GIVEN REQUEST:
Make an exact copy of all the material below, apart from the pictures.

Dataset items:

- - - - -

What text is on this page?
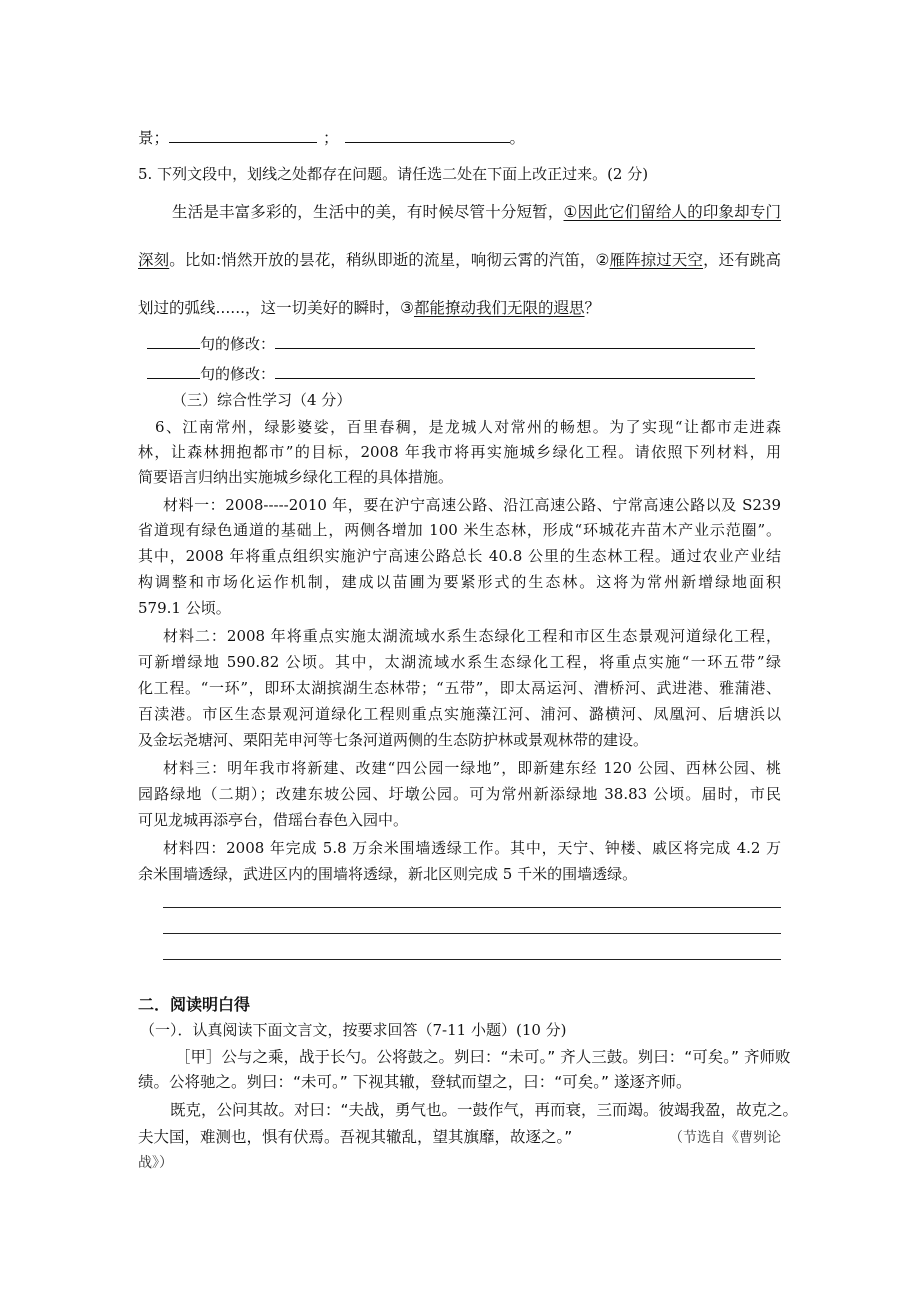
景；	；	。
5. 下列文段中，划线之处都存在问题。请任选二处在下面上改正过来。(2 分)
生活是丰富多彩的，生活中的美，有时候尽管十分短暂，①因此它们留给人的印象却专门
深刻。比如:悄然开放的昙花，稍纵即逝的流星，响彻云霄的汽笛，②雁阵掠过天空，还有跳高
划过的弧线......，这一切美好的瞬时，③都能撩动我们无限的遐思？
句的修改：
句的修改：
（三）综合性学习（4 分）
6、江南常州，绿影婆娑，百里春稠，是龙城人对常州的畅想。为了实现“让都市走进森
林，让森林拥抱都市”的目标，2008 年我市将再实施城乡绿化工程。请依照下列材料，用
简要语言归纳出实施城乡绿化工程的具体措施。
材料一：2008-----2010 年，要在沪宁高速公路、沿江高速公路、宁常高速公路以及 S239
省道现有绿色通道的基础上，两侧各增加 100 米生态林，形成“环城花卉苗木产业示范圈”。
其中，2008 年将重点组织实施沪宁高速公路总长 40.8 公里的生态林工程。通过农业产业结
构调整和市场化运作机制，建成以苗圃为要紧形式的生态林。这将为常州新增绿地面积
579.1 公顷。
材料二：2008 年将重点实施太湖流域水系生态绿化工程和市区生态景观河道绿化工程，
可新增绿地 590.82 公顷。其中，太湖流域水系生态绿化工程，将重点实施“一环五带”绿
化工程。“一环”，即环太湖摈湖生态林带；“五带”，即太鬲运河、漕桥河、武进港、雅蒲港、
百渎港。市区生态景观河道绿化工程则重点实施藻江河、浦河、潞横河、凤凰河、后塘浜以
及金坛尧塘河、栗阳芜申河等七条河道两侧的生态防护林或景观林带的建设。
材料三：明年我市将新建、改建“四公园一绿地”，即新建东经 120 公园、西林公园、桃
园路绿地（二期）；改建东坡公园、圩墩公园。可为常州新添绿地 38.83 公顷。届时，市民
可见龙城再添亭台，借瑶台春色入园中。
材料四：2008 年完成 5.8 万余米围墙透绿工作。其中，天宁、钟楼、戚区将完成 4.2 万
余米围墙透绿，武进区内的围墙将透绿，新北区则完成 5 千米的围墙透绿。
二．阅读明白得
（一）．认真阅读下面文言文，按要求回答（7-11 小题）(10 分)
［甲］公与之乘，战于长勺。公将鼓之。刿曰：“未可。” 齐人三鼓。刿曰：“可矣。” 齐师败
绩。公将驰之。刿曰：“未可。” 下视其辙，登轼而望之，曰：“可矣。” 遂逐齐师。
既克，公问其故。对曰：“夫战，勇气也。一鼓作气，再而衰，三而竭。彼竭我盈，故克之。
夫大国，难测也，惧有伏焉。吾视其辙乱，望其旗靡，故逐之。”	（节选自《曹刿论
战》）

- - - - -

RESULT FOR THIS TASK:
What text is on this page?
景；	；	。
5. 下列文段中，划线之处都存在问题。请任选二处在下面上改正过来。(2 分)
生活是丰富多彩的，生活中的美，有时候尽管十分短暂，①因此它们留给人的印象却专门
深刻。比如:悄然开放的昙花，稍纵即逝的流星，响彻云霄的汽笛，②雁阵掠过天空，还有跳高
划过的弧线......，这一切美好的瞬时，③都能撩动我们无限的遐思？
句的修改：
句的修改：
（三）综合性学习（4 分）
6、江南常州，绿影婆娑，百里春稠，是龙城人对常州的畅想。为了实现“让都市走进森
林，让森林拥抱都市”的目标，2008 年我市将再实施城乡绿化工程。请依照下列材料，用
简要语言归纳出实施城乡绿化工程的具体措施。
材料一：2008-----2010 年，要在沪宁高速公路、沿江高速公路、宁常高速公路以及 S239
省道现有绿色通道的基础上，两侧各增加 100 米生态林，形成“环城花卉苗木产业示范圈”。
其中，2008 年将重点组织实施沪宁高速公路总长 40.8 公里的生态林工程。通过农业产业结
构调整和市场化运作机制，建成以苗圃为要紧形式的生态林。这将为常州新增绿地面积
579.1 公顷。
材料二：2008 年将重点实施太湖流域水系生态绿化工程和市区生态景观河道绿化工程，
可新增绿地 590.82 公顷。其中，太湖流域水系生态绿化工程，将重点实施“一环五带”绿
化工程。“一环”，即环太湖摈湖生态林带；“五带”，即太鬲运河、漕桥河、武进港、雅蒲港、
百渎港。市区生态景观河道绿化工程则重点实施藻江河、浦河、潞横河、凤凰河、后塘浜以
及金坛尧塘河、栗阳芜申河等七条河道两侧的生态防护林或景观林带的建设。
材料三：明年我市将新建、改建“四公园一绿地”，即新建东经 120 公园、西林公园、桃
园路绿地（二期）；改建东坡公园、圩墩公园。可为常州新添绿地 38.83 公顷。届时，市民
可见龙城再添亭台，借瑶台春色入园中。
材料四：2008 年完成 5.8 万余米围墙透绿工作。其中，天宁、钟楼、戚区将完成 4.2 万
余米围墙透绿，武进区内的围墙将透绿，新北区则完成 5 千米的围墙透绿。
二．阅读明白得
（一）．认真阅读下面文言文，按要求回答（7-11 小题）(10 分)
［甲］公与之乘，战于长勺。公将鼓之。刿曰：“未可。” 齐人三鼓。刿曰：“可矣。” 齐师败
绩。公将驰之。刿曰：“未可。” 下视其辙，登轼而望之，曰：“可矣。” 遂逐齐师。
既克，公问其故。对曰：“夫战，勇气也。一鼓作气，再而衰，三而竭。彼竭我盈，故克之。
夫大国，难测也，惧有伏焉。吾视其辙乱，望其旗靡，故逐之。”	（节选自《曹刿论
战》）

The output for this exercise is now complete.